## INFORMATION SUPPLIED

= = =

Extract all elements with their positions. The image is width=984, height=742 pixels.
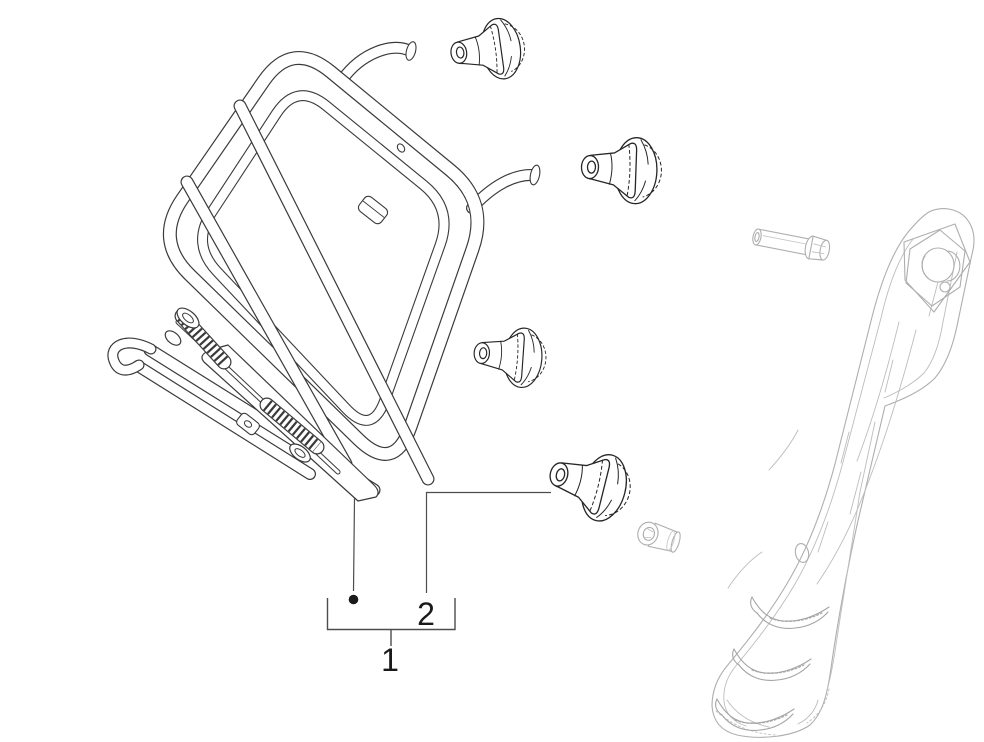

= = =

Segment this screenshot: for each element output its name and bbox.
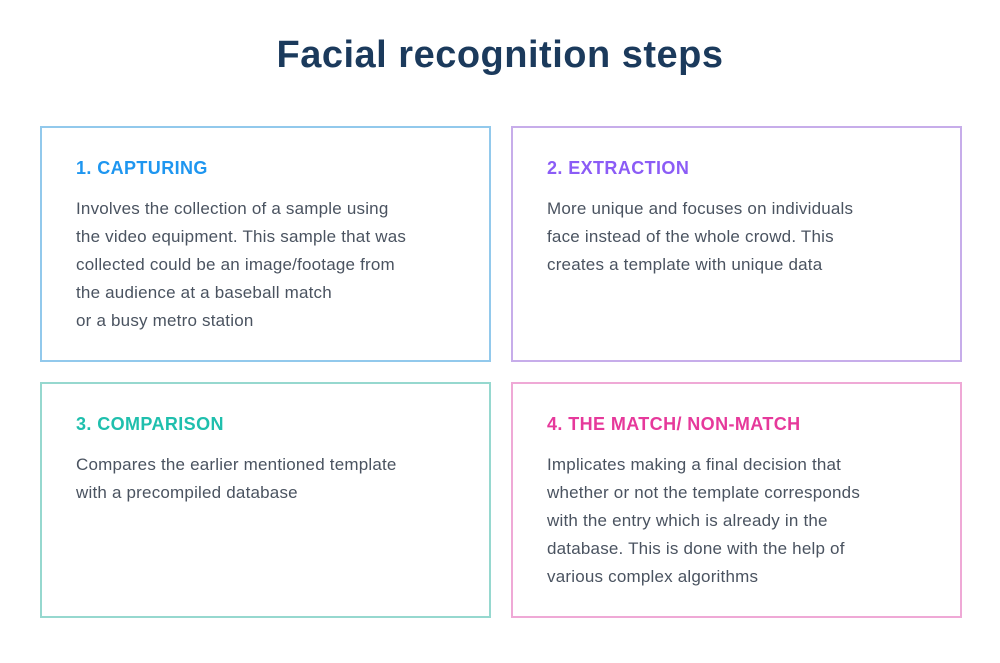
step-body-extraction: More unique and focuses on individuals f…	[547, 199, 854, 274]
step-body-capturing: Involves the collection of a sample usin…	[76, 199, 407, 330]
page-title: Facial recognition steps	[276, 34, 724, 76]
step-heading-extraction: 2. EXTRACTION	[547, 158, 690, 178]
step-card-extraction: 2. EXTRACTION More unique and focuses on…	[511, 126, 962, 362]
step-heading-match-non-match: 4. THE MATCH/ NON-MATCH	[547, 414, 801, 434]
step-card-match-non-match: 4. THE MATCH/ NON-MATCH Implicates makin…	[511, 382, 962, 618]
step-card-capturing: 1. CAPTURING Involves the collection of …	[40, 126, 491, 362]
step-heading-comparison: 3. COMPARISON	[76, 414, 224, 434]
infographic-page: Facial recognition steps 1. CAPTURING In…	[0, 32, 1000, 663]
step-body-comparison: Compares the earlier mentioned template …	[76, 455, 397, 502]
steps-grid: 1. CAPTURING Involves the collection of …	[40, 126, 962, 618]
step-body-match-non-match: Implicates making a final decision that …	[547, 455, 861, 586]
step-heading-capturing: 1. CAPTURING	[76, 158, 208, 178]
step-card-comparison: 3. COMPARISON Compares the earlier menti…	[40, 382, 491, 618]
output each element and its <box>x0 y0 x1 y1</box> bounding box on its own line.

= = =

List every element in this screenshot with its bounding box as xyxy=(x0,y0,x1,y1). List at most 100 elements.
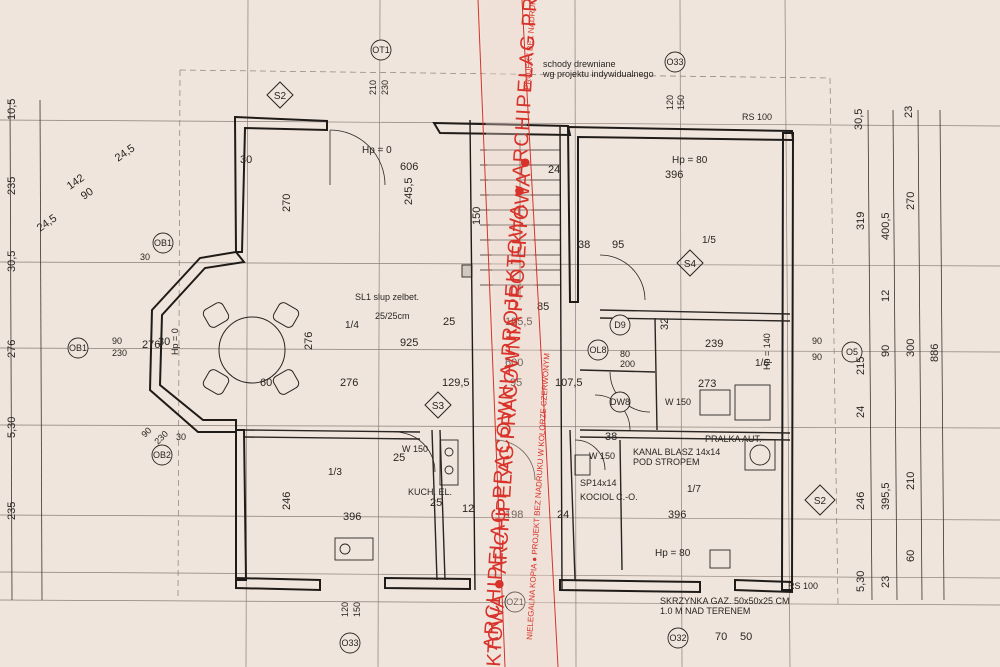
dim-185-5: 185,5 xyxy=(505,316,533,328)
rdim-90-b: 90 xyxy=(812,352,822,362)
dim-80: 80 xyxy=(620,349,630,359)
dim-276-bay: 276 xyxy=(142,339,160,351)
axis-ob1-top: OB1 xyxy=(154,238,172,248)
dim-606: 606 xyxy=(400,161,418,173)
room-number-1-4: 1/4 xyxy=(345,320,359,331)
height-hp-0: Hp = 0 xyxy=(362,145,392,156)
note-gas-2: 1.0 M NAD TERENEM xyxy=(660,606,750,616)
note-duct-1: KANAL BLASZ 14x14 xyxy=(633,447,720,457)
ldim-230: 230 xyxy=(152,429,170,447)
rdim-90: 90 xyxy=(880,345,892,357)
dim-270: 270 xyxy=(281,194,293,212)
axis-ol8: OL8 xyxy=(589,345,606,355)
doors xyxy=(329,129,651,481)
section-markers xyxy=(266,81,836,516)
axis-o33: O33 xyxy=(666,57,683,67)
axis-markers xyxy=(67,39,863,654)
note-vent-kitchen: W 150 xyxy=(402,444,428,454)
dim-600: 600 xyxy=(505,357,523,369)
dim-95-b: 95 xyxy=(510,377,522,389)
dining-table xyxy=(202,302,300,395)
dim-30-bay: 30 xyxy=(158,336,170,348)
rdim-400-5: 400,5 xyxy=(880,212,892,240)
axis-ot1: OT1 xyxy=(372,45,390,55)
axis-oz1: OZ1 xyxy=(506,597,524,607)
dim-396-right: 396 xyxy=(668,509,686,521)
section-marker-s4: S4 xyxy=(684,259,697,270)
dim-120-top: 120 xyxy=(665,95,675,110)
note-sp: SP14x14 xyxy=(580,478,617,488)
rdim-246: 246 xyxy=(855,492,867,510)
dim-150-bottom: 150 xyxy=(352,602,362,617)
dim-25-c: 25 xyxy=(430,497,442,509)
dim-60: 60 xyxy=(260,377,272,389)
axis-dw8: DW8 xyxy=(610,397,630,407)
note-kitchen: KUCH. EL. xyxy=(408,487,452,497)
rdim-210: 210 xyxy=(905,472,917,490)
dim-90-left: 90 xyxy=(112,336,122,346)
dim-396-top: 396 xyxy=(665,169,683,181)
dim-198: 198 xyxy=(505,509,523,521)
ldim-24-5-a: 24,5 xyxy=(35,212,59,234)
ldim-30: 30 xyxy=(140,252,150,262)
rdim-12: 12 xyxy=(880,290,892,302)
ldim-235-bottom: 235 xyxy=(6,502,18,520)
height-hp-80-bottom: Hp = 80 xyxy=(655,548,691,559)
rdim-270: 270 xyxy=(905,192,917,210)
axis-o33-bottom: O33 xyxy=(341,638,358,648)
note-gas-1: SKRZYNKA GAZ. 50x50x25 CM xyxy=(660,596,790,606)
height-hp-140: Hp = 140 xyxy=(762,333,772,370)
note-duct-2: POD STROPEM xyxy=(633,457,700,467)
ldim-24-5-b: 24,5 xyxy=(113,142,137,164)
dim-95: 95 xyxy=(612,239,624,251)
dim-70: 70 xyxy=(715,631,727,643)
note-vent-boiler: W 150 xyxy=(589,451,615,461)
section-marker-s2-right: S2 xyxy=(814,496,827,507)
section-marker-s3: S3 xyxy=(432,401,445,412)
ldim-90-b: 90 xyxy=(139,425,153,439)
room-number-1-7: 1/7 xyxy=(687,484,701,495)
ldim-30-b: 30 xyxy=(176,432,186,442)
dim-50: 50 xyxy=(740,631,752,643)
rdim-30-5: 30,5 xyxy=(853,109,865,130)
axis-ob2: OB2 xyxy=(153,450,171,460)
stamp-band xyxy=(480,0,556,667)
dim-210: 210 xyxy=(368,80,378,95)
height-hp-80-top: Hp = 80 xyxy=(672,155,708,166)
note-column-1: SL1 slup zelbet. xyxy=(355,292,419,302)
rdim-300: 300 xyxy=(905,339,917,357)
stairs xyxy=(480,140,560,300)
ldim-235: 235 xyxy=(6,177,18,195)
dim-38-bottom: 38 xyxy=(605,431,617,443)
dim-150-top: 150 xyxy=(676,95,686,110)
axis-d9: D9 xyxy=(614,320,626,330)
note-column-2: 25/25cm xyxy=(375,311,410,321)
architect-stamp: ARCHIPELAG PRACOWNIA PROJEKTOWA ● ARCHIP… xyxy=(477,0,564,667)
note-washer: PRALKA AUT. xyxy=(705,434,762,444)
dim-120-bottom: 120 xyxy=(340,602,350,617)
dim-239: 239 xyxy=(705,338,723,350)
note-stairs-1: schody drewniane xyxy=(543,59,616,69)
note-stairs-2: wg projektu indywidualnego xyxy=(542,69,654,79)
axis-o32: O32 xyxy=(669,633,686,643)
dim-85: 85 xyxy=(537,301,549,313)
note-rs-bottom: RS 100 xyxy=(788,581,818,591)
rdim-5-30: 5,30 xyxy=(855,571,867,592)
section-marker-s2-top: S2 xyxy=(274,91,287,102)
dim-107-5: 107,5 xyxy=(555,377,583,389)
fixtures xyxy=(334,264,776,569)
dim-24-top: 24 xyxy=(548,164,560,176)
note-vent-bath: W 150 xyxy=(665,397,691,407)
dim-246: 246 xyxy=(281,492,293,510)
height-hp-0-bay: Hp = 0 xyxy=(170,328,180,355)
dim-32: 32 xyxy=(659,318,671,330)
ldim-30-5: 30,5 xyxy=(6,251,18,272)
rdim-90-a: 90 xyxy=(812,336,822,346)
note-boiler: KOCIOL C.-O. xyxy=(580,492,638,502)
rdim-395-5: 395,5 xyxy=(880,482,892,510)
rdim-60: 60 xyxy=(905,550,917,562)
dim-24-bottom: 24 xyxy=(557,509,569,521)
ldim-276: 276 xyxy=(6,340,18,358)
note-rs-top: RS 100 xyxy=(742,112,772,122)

= = =

## INSTRUCTION
Starting at the line that contains "Segment this screenshot: for" and stopping after the line that contains "output each element", reproduce those records with every "step-card" renamed to "step-tile" and everything else left as is. Omit the pictures from your output.

## OUTPUT
Segment this screenshot: for each element output its name and bbox.
step-body-extraction: More unique and focuses on individuals f…	[547, 199, 854, 274]
step-body-capturing: Involves the collection of a sample usin…	[76, 199, 407, 330]
page-title: Facial recognition steps	[276, 34, 724, 76]
step-heading-extraction: 2. EXTRACTION	[547, 158, 690, 178]
step-tile-extraction: 2. EXTRACTION More unique and focuses on…	[511, 126, 962, 362]
step-heading-match-non-match: 4. THE MATCH/ NON-MATCH	[547, 414, 801, 434]
step-tile-match-non-match: 4. THE MATCH/ NON-MATCH Implicates makin…	[511, 382, 962, 618]
step-tile-capturing: 1. CAPTURING Involves the collection of …	[40, 126, 491, 362]
step-heading-comparison: 3. COMPARISON	[76, 414, 224, 434]
infographic-page: Facial recognition steps 1. CAPTURING In…	[0, 32, 1000, 663]
step-body-comparison: Compares the earlier mentioned template …	[76, 455, 397, 502]
steps-grid: 1. CAPTURING Involves the collection of …	[40, 126, 962, 618]
step-body-match-non-match: Implicates making a final decision that …	[547, 455, 861, 586]
step-heading-capturing: 1. CAPTURING	[76, 158, 208, 178]
step-tile-comparison: 3. COMPARISON Compares the earlier menti…	[40, 382, 491, 618]
output each element and its <box>x0 y0 x1 y1</box> bounding box on its own line.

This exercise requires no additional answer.